WHAT TO WORK ON :: Print the listing below in its entirety, character for character.

[Data entries]
BEGIN

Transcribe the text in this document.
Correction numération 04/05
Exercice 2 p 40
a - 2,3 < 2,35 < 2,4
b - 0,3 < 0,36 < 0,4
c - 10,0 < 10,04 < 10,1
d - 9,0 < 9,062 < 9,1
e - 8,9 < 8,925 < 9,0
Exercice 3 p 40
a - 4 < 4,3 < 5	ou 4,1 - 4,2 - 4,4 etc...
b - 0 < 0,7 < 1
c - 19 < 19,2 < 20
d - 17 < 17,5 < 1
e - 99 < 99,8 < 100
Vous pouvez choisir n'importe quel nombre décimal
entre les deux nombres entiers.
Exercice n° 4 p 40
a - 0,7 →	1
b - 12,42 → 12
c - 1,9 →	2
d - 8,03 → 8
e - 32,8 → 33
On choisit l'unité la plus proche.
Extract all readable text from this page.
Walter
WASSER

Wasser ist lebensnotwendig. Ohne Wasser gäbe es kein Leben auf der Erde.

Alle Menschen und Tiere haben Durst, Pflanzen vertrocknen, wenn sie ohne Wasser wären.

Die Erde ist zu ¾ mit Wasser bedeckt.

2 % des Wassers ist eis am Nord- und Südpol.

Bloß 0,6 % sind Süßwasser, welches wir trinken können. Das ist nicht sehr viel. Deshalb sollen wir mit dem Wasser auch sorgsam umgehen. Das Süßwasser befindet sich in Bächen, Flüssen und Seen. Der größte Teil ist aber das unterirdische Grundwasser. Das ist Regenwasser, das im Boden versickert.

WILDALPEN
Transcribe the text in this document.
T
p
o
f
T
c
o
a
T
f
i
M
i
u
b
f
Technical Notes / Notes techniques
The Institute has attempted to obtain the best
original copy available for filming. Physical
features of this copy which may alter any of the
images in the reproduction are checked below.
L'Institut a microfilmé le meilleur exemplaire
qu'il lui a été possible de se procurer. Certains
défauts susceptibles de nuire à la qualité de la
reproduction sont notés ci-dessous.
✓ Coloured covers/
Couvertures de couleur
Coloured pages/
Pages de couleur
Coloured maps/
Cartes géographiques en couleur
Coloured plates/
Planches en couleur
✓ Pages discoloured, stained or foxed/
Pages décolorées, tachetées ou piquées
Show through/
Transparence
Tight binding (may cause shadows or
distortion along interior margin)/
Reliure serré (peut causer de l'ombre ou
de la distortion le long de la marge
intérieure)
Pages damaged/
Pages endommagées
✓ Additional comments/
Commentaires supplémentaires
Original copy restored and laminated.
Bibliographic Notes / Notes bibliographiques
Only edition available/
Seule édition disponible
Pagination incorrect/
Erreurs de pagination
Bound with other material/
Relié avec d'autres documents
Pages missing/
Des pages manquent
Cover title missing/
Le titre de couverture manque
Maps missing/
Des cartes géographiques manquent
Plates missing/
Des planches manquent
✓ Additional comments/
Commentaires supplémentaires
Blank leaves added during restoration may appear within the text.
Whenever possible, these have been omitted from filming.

END

RESPONSE FOR THIS EXERCISE ::
Transcribe the text in this document.
Correction numération 04/05
Exercice 2 p 40
a - 2,3 < 2,35 < 2,4
b - 0,3 < 0,36 < 0,4
c - 10,0 < 10,04 < 10,1
d - 9,0 < 9,062 < 9,1
e - 8,9 < 8,925 < 9,0
Exercice 3 p 40
a - 4 < 4,3 < 5	ou 4,1 - 4,2 - 4,4 etc...
b - 0 < 0,7 < 1
c - 19 < 19,2 < 20
d - 17 < 17,5 < 1
e - 99 < 99,8 < 100
Vous pouvez choisir n'importe quel nombre décimal
entre les deux nombres entiers.
Exercice n° 4 p 40
a - 0,7 →	1
b - 12,42 → 12
c - 1,9 →	2
d - 8,03 → 8
e - 32,8 → 33
On choisit l'unité la plus proche.
Extract all readable text from this page.
Walter
WASSER

Wasser ist lebensnotwendig. Ohne Wasser gäbe es kein Leben auf der Erde.

Alle Menschen und Tiere haben Durst, Pflanzen vertrocknen, wenn sie ohne Wasser wären.

Die Erde ist zu ¾ mit Wasser bedeckt.

2 % des Wassers ist eis am Nord- und Südpol.

Bloß 0,6 % sind Süßwasser, welches wir trinken können. Das ist nicht sehr viel. Deshalb sollen wir mit dem Wasser auch sorgsam umgehen. Das Süßwasser befindet sich in Bächen, Flüssen und Seen. Der größte Teil ist aber das unterirdische Grundwasser. Das ist Regenwasser, das im Boden versickert.

WILDALPEN
Transcribe the text in this document.
T
p
o
f
T
c
o
a
T
f
i
M
i
u
b
f
Technical Notes / Notes techniques
The Institute has attempted to obtain the best
original copy available for filming. Physical
features of this copy which may alter any of the
images in the reproduction are checked below.
L'Institut a microfilmé le meilleur exemplaire
qu'il lui a été possible de se procurer. Certains
défauts susceptibles de nuire à la qualité de la
reproduction sont notés ci-dessous.
✓ Coloured covers/
Couvertures de couleur
Coloured pages/
Pages de couleur
Coloured maps/
Cartes géographiques en couleur
Coloured plates/
Planches en couleur
✓ Pages discoloured, stained or foxed/
Pages décolorées, tachetées ou piquées
Show through/
Transparence
Tight binding (may cause shadows or
distortion along interior margin)/
Reliure serré (peut causer de l'ombre ou
de la distortion le long de la marge
intérieure)
Pages damaged/
Pages endommagées
✓ Additional comments/
Commentaires supplémentaires
Original copy restored and laminated.
Bibliographic Notes / Notes bibliographiques
Only edition available/
Seule édition disponible
Pagination incorrect/
Erreurs de pagination
Bound with other material/
Relié avec d'autres documents
Pages missing/
Des pages manquent
Cover title missing/
Le titre de couverture manque
Maps missing/
Des cartes géographiques manquent
Plates missing/
Des planches manquent
✓ Additional comments/
Commentaires supplémentaires
Blank leaves added during restoration may appear within the text.
Whenever possible, these have been omitted from filming.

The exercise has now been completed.